## Record list
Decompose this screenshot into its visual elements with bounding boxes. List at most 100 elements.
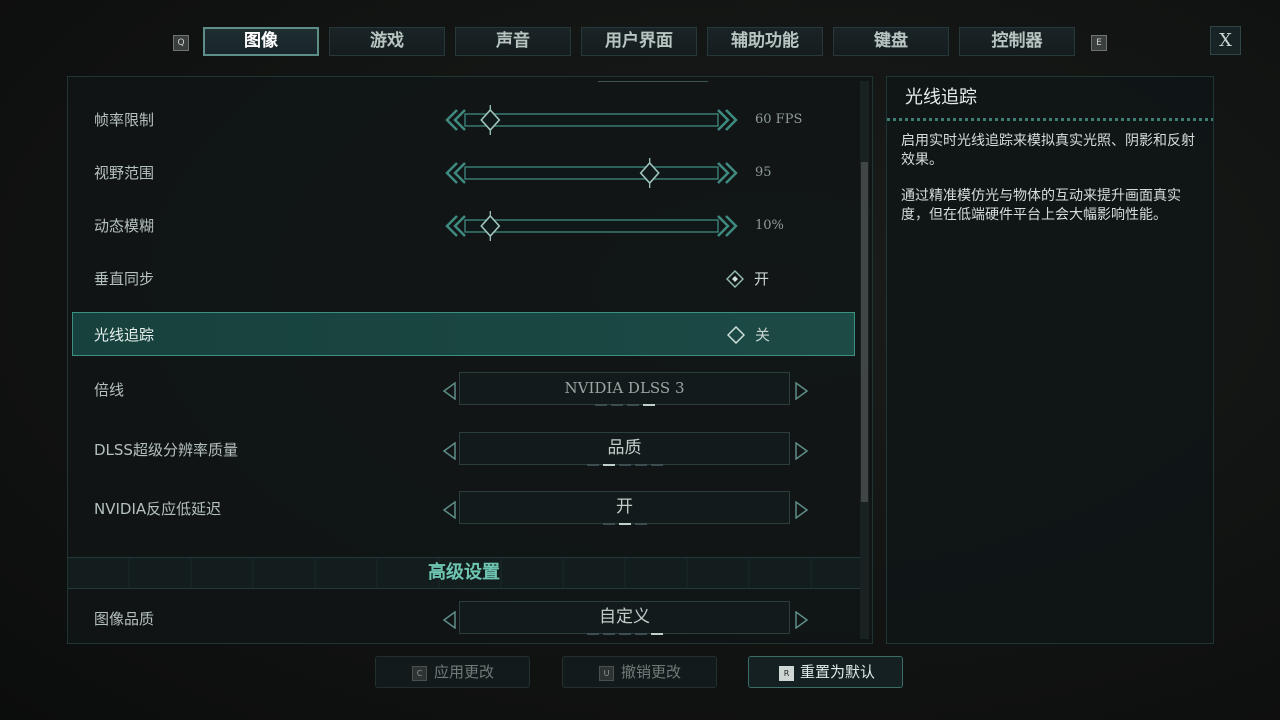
setting-label: 垂直同步 bbox=[94, 270, 155, 288]
dlss-quality-value: 品质 bbox=[607, 438, 642, 458]
upscaling-value-box: NVIDIA DLSS 3 bbox=[459, 372, 790, 406]
setting-label: 视野范围 bbox=[94, 164, 155, 182]
setting-row-frame-limit[interactable]: 帧率限制 60 FPS bbox=[72, 98, 855, 142]
setting-label: 光线追踪 bbox=[94, 326, 155, 344]
setting-label: 图像品质 bbox=[94, 610, 155, 628]
frame-limit-slider[interactable] bbox=[439, 105, 744, 135]
panel-top-ornament bbox=[598, 77, 708, 82]
setting-label: 动态模糊 bbox=[94, 217, 155, 235]
vsync-value: 开 bbox=[754, 270, 770, 288]
close-button[interactable]: X bbox=[1210, 26, 1241, 55]
slider-graphic bbox=[445, 158, 738, 188]
slider-right-chevrons-icon bbox=[717, 162, 738, 184]
slider-graphic bbox=[445, 211, 738, 241]
tab-bar: 图像 游戏 声音 用户界面 辅助功能 键盘 控制器 bbox=[203, 27, 1075, 56]
section-title: 高级设置 bbox=[428, 562, 500, 583]
settings-panel: 帧率限制 60 FPS 视野范围 95 动态模糊 10% 垂直同步 开 光线追踪… bbox=[67, 76, 873, 644]
setting-label: 倍线 bbox=[94, 381, 125, 399]
arrow-right-icon[interactable] bbox=[795, 382, 809, 400]
motion-blur-slider[interactable] bbox=[439, 211, 744, 241]
description-panel: 光线追踪 启用实时光线追踪来模拟真实光照、阴影和反射效果。 通过精准模仿光与物体… bbox=[886, 76, 1214, 644]
tab-controller[interactable]: 控制器 bbox=[959, 27, 1075, 56]
slider-track bbox=[464, 113, 719, 127]
revert-changes-button[interactable]: U 撤销更改 bbox=[562, 656, 717, 688]
toggle-off-diamond-icon[interactable] bbox=[727, 326, 745, 344]
tab-sound[interactable]: 声音 bbox=[455, 27, 571, 56]
option-dot bbox=[586, 633, 599, 635]
option-dot bbox=[634, 523, 647, 525]
option-dot bbox=[650, 464, 663, 466]
image-quality-selector[interactable]: 自定义 bbox=[439, 597, 809, 641]
reflex-value-box: 开 bbox=[459, 491, 790, 525]
fov-slider[interactable] bbox=[439, 158, 744, 188]
description-divider bbox=[887, 118, 1213, 121]
dlss-quality-selector[interactable]: 品质 bbox=[439, 428, 809, 472]
slider-track bbox=[464, 166, 719, 180]
arrow-left-icon[interactable] bbox=[442, 382, 456, 400]
tab-user-interface[interactable]: 用户界面 bbox=[581, 27, 697, 56]
slider-knob bbox=[480, 214, 501, 238]
upscaling-selector[interactable]: NVIDIA DLSS 3 bbox=[439, 368, 809, 412]
slider-knob bbox=[639, 161, 660, 185]
option-dots bbox=[460, 523, 789, 525]
setting-row-image-quality[interactable]: 图像品质 自定义 bbox=[72, 597, 855, 641]
setting-row-upscaling[interactable]: 倍线 NVIDIA DLSS 3 bbox=[72, 368, 855, 412]
option-dots bbox=[460, 404, 789, 406]
option-dot bbox=[626, 404, 639, 406]
option-dot bbox=[618, 464, 631, 466]
slider-graphic bbox=[445, 105, 738, 135]
ray-tracing-value: 关 bbox=[755, 326, 771, 344]
slider-track bbox=[464, 219, 719, 233]
arrow-left-icon[interactable] bbox=[442, 611, 456, 629]
option-dot bbox=[602, 464, 615, 466]
option-dot bbox=[594, 404, 607, 406]
setting-row-fov[interactable]: 视野范围 95 bbox=[72, 151, 855, 195]
slider-knob bbox=[480, 108, 501, 132]
arrow-left-icon[interactable] bbox=[442, 442, 456, 460]
setting-row-motion-blur[interactable]: 动态模糊 10% bbox=[72, 204, 855, 248]
apply-changes-button[interactable]: C 应用更改 bbox=[375, 656, 530, 688]
arrow-left-icon[interactable] bbox=[442, 501, 456, 519]
setting-row-dlss-quality[interactable]: DLSS超级分辨率质量 品质 bbox=[72, 428, 855, 472]
description-title: 光线追踪 bbox=[905, 87, 977, 108]
option-dot bbox=[618, 633, 631, 635]
setting-label: DLSS超级分辨率质量 bbox=[94, 441, 238, 459]
upscaling-value: NVIDIA DLSS 3 bbox=[564, 379, 685, 397]
tab-accessibility[interactable]: 辅助功能 bbox=[707, 27, 823, 56]
setting-row-reflex[interactable]: NVIDIA反应低延迟 开 bbox=[72, 487, 855, 531]
reflex-selector[interactable]: 开 bbox=[439, 487, 809, 531]
frame-limit-value: 60 FPS bbox=[755, 112, 803, 127]
advanced-settings-header: 高级设置 bbox=[68, 557, 860, 589]
option-dot bbox=[634, 633, 647, 635]
tab-graphics[interactable]: 图像 bbox=[203, 27, 319, 56]
motion-blur-value: 10% bbox=[755, 218, 784, 233]
tab-prev-key[interactable]: Q bbox=[173, 35, 189, 51]
option-dot bbox=[602, 523, 615, 525]
button-label: 重置为默认 bbox=[800, 663, 876, 681]
button-label: 应用更改 bbox=[434, 663, 495, 681]
setting-row-ray-tracing[interactable]: 光线追踪 关 bbox=[72, 312, 855, 356]
tab-next-key[interactable]: E bbox=[1091, 35, 1107, 51]
tab-keyboard[interactable]: 键盘 bbox=[833, 27, 949, 56]
fov-value: 95 bbox=[755, 165, 772, 180]
image-quality-value: 自定义 bbox=[599, 607, 650, 627]
key-hint-u: U bbox=[599, 666, 614, 681]
scrollbar-thumb[interactable] bbox=[861, 162, 868, 502]
arrow-right-icon[interactable] bbox=[795, 501, 809, 519]
slider-left-chevrons-icon bbox=[445, 109, 466, 131]
reset-defaults-button[interactable]: R 重置为默认 bbox=[748, 656, 903, 688]
option-dot bbox=[586, 464, 599, 466]
tab-game[interactable]: 游戏 bbox=[329, 27, 445, 56]
option-dot bbox=[650, 633, 663, 635]
setting-row-vsync[interactable]: 垂直同步 开 bbox=[72, 257, 855, 301]
option-dot bbox=[602, 633, 615, 635]
toggle-on-diamond-icon[interactable] bbox=[726, 270, 744, 288]
option-dot bbox=[610, 404, 623, 406]
arrow-right-icon[interactable] bbox=[795, 611, 809, 629]
option-dots bbox=[460, 464, 789, 466]
key-hint-r: R bbox=[779, 666, 794, 681]
description-paragraph-2: 通过精准模仿光与物体的互动来提升画面真实度，但在低端硬件平台上会大幅影响性能。 bbox=[901, 188, 1181, 223]
key-hint-c: C bbox=[412, 666, 427, 681]
arrow-right-icon[interactable] bbox=[795, 442, 809, 460]
dlss-quality-value-box: 品质 bbox=[459, 432, 790, 466]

## Written exercise
Rewrite all of the lines above, changing every "setting-label" to "row-label" and keeping everything else the same. Omit the picture.

## Written answer
Decompose this screenshot into its visual elements with bounding boxes. List at most 100 elements.
row-label: 垂直同步 bbox=[94, 270, 155, 288]
dlss-quality-value: 品质 bbox=[607, 438, 642, 458]
upscaling-value-box: NVIDIA DLSS 3 bbox=[459, 372, 790, 406]
row-label: 视野范围 bbox=[94, 164, 155, 182]
setting-row-frame-limit[interactable]: 帧率限制 60 FPS bbox=[72, 98, 855, 142]
row-label: 光线追踪 bbox=[94, 326, 155, 344]
row-label: 图像品质 bbox=[94, 610, 155, 628]
frame-limit-slider[interactable] bbox=[439, 105, 744, 135]
panel-top-ornament bbox=[598, 77, 708, 82]
row-label: 动态模糊 bbox=[94, 217, 155, 235]
vsync-value: 开 bbox=[754, 270, 770, 288]
close-button[interactable]: X bbox=[1210, 26, 1241, 55]
slider-graphic bbox=[445, 158, 738, 188]
slider-right-chevrons-icon bbox=[717, 162, 738, 184]
slider-graphic bbox=[445, 211, 738, 241]
tab-bar: 图像 游戏 声音 用户界面 辅助功能 键盘 控制器 bbox=[203, 27, 1075, 56]
section-title: 高级设置 bbox=[428, 562, 500, 583]
settings-panel: 帧率限制 60 FPS 视野范围 95 动态模糊 10% 垂直同步 开 光线追踪… bbox=[67, 76, 873, 644]
row-label: 倍线 bbox=[94, 381, 125, 399]
arrow-right-icon[interactable] bbox=[795, 382, 809, 400]
motion-blur-slider[interactable] bbox=[439, 211, 744, 241]
description-panel: 光线追踪 启用实时光线追踪来模拟真实光照、阴影和反射效果。 通过精准模仿光与物体… bbox=[886, 76, 1214, 644]
tab-controller[interactable]: 控制器 bbox=[959, 27, 1075, 56]
slider-track bbox=[464, 113, 719, 127]
revert-changes-button[interactable]: U 撤销更改 bbox=[562, 656, 717, 688]
toggle-off-diamond-icon[interactable] bbox=[727, 326, 745, 344]
tab-sound[interactable]: 声音 bbox=[455, 27, 571, 56]
option-dot bbox=[586, 633, 599, 635]
option-dot bbox=[634, 523, 647, 525]
option-dot bbox=[650, 464, 663, 466]
image-quality-selector[interactable]: 自定义 bbox=[439, 597, 809, 641]
reflex-value-box: 开 bbox=[459, 491, 790, 525]
fov-slider[interactable] bbox=[439, 158, 744, 188]
description-divider bbox=[887, 118, 1213, 121]
dlss-quality-selector[interactable]: 品质 bbox=[439, 428, 809, 472]
slider-track bbox=[464, 166, 719, 180]
arrow-left-icon[interactable] bbox=[442, 382, 456, 400]
tab-user-interface[interactable]: 用户界面 bbox=[581, 27, 697, 56]
slider-knob bbox=[480, 214, 501, 238]
upscaling-selector[interactable]: NVIDIA DLSS 3 bbox=[439, 368, 809, 412]
slider-knob bbox=[639, 161, 660, 185]
option-dots bbox=[460, 523, 789, 525]
setting-row-image-quality[interactable]: 图像品质 自定义 bbox=[72, 597, 855, 641]
setting-row-upscaling[interactable]: 倍线 NVIDIA DLSS 3 bbox=[72, 368, 855, 412]
option-dots bbox=[460, 404, 789, 406]
option-dot bbox=[626, 404, 639, 406]
option-dot bbox=[618, 464, 631, 466]
slider-graphic bbox=[445, 105, 738, 135]
ray-tracing-value: 关 bbox=[755, 326, 771, 344]
slider-track bbox=[464, 219, 719, 233]
arrow-left-icon[interactable] bbox=[442, 611, 456, 629]
option-dot bbox=[602, 464, 615, 466]
option-dot bbox=[594, 404, 607, 406]
setting-row-fov[interactable]: 视野范围 95 bbox=[72, 151, 855, 195]
slider-knob bbox=[480, 108, 501, 132]
arrow-left-icon[interactable] bbox=[442, 442, 456, 460]
setting-row-motion-blur[interactable]: 动态模糊 10% bbox=[72, 204, 855, 248]
apply-changes-button[interactable]: C 应用更改 bbox=[375, 656, 530, 688]
arrow-left-icon[interactable] bbox=[442, 501, 456, 519]
setting-row-dlss-quality[interactable]: DLSS超级分辨率质量 品质 bbox=[72, 428, 855, 472]
description-title: 光线追踪 bbox=[905, 87, 977, 108]
option-dot bbox=[618, 633, 631, 635]
row-label: DLSS超级分辨率质量 bbox=[94, 441, 238, 459]
upscaling-value: NVIDIA DLSS 3 bbox=[564, 379, 685, 397]
tab-accessibility[interactable]: 辅助功能 bbox=[707, 27, 823, 56]
setting-row-reflex[interactable]: NVIDIA反应低延迟 开 bbox=[72, 487, 855, 531]
reflex-selector[interactable]: 开 bbox=[439, 487, 809, 531]
frame-limit-value: 60 FPS bbox=[755, 112, 803, 127]
advanced-settings-header: 高级设置 bbox=[68, 557, 860, 589]
option-dot bbox=[634, 633, 647, 635]
tab-graphics[interactable]: 图像 bbox=[203, 27, 319, 56]
motion-blur-value: 10% bbox=[755, 218, 784, 233]
tab-prev-key[interactable]: Q bbox=[173, 35, 189, 51]
option-dot bbox=[602, 523, 615, 525]
button-label: 重置为默认 bbox=[800, 663, 876, 681]
button-label: 应用更改 bbox=[434, 663, 495, 681]
setting-row-ray-tracing[interactable]: 光线追踪 关 bbox=[72, 312, 855, 356]
tab-next-key[interactable]: E bbox=[1091, 35, 1107, 51]
tab-keyboard[interactable]: 键盘 bbox=[833, 27, 949, 56]
fov-value: 95 bbox=[755, 165, 772, 180]
image-quality-value: 自定义 bbox=[599, 607, 650, 627]
key-hint-u: U bbox=[599, 666, 614, 681]
scrollbar-thumb[interactable] bbox=[861, 162, 868, 502]
arrow-right-icon[interactable] bbox=[795, 501, 809, 519]
slider-left-chevrons-icon bbox=[445, 109, 466, 131]
reset-defaults-button[interactable]: R 重置为默认 bbox=[748, 656, 903, 688]
option-dot bbox=[586, 464, 599, 466]
tab-game[interactable]: 游戏 bbox=[329, 27, 445, 56]
option-dot bbox=[650, 633, 663, 635]
setting-row-vsync[interactable]: 垂直同步 开 bbox=[72, 257, 855, 301]
option-dot bbox=[602, 633, 615, 635]
toggle-on-diamond-icon[interactable] bbox=[726, 270, 744, 288]
option-dot bbox=[610, 404, 623, 406]
arrow-right-icon[interactable] bbox=[795, 611, 809, 629]
option-dots bbox=[460, 464, 789, 466]
key-hint-r: R bbox=[779, 666, 794, 681]
description-paragraph-2: 通过精准模仿光与物体的互动来提升画面真实度，但在低端硬件平台上会大幅影响性能。 bbox=[901, 188, 1181, 223]
key-hint-c: C bbox=[412, 666, 427, 681]
arrow-right-icon[interactable] bbox=[795, 442, 809, 460]
dlss-quality-value-box: 品质 bbox=[459, 432, 790, 466]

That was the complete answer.